----- Text for analysis -----

Goodbye.
You were always my go to after my long standing relationship broke down. Whenever I got the chance I'd leave and pop around to visit you.
You were pretty classy. Back in the day I bet you really turned heads and people would come from all over just to spend a little time with you. You made them feel special. You made them feel loved.
I'm not sure we ever had that kind of relationship.
Look, I know. I'm a bigger guy. That's not something that really attracted you. You preferred your guys slimmer. 32 - 36. Guys like me can be really needy, particularly if we aren't satisfied. Sometimes I'd have to leave without my pants.
But you knew I'd be back.
Sometimes we would go all the way to the top together. Because that was the way you swung. While the other guys were heading out of town to get their kicks, you were looking down on the whole of the city. Like you ruled it.
And that's what it felt like, looking down from that cafe. Like I ruled it too.
But times change. Brash young upstarts think they know it all, just because they are online and take a guys money for a click and a promise. The last few times I visited you there was a sense of melancholy had crept in. That we both knew it couldn't last forever.
Your days were numbered.
We all pretended that this was not the case. Maybe you'd hook up with a fresh faced billionaire who would get you the help you needed. But that jerk just wants your name so he can borrow more money and flash it around town with the Boohoo girls.
That guy is a jerk.
Maybe people don't see in you what I did. The history. The promise of a better life, or at least a decent set of sheets that you wanted to spend time under. Now all that is gone, like dust and memories, of a time when a friendly face and the ability to fold a pair of trousers mattered. When service and choice and quality mattered. When these things were aspirational.
My mother tells a story that when she was a girl, everyone dreamed of working with you. You were a gateway to a better life and a better lifestyle.
Your tombstone is still there of course. I'll pass it every day and mourn the lost stolen moments we shared together.

----- Data provided -----

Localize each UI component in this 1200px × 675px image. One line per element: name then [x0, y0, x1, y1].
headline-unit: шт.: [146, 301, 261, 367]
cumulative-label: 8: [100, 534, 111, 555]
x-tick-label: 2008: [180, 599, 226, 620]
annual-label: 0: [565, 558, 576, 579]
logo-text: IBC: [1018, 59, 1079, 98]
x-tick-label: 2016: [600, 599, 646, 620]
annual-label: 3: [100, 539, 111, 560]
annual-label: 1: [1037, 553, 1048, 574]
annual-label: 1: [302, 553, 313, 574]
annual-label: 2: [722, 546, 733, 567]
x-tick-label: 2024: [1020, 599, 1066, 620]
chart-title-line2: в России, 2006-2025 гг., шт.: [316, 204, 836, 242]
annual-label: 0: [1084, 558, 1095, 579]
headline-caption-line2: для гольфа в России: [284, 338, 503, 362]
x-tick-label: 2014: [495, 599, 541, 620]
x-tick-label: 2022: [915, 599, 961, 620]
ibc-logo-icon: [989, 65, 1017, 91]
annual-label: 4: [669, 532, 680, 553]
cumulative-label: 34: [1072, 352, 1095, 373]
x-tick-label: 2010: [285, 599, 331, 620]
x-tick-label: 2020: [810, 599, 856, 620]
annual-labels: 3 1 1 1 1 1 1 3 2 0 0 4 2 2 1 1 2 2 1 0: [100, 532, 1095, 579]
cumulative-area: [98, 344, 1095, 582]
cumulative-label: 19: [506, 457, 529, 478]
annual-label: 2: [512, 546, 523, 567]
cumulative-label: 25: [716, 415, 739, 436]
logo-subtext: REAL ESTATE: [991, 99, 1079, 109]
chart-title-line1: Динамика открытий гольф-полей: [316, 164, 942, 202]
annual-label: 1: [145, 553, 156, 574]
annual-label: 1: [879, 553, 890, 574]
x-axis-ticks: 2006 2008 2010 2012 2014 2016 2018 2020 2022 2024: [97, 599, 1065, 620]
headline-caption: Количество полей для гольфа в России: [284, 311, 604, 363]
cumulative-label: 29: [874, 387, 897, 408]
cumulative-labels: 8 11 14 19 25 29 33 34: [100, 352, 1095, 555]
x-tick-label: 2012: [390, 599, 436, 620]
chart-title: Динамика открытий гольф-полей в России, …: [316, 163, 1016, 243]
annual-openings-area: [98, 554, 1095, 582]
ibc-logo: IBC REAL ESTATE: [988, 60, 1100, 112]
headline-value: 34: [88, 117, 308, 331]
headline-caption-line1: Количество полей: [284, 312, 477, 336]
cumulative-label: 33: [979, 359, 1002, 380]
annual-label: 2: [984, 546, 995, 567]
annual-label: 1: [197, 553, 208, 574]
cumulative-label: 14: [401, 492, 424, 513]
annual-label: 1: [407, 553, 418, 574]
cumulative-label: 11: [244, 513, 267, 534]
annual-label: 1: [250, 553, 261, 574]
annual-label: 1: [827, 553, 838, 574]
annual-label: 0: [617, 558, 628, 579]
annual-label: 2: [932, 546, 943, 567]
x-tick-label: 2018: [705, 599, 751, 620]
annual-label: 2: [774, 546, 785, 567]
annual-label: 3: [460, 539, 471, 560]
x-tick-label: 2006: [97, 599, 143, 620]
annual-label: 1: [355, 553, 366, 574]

-----

* _Tasks and exercises_
• A. Decide whether each statement below agrees with the goodbye letter, answering yes or no and quoting the words from the letter that settle it: (i) The writer's mother says that when she was a girl, everyone dreamed of working there. (ii) The writer says the place preferred bigger guys. (iii) The writer expects to pass the tombstone every day.
• B. Write the next part of the goodbye letter, picking up after its final sentence.

* _Answers_
• A.
(i) Yes: "My mother tells a story that when she was a girl, everyone dreamed of working with you."
(ii) No: "You preferred your guys slimmer."
(iii) Yes: "I'll pass it every day and mourn the lost stolen moments we shared together."

• B.
Rest in peace Debenhams. You belonged to a better time.
It's the staff I feel especially sorry for of course. For a hundred years it was a good job, and then it was a job, and then it was a bit of a shit job. And then they were furloughed.
And now there is no job. And no future.
People like browsing. They want to go to a space where they can browse. Where they can try stuff on. You could buy everything in a department store - that was the point. and slightly aspirational stuff too, that wouldn't fall apart like Vimes's boots the first time you wore them.
I shopped with two stores my entire life. M&S followed by Debenhams. And now what? M&S who accused me of attempted theft and fraud when I tried to return a coat? Is that what I am left with?
This race to the bottom is going to leave us there. At the bottom.
Debenhams staff had tea breaks and dignity. Amazon staff piss in bottles. Boohoo were implicit in the spread of COVID in Leicester, where they refused to shut down their factories. Where they were employing staff on less than minimum wage. When challenged they threatened to take their business elsewhere. By which I mean, sack all their UK workers and outsource the jobs to poorer countries with less regulations. The regulations their factories broke.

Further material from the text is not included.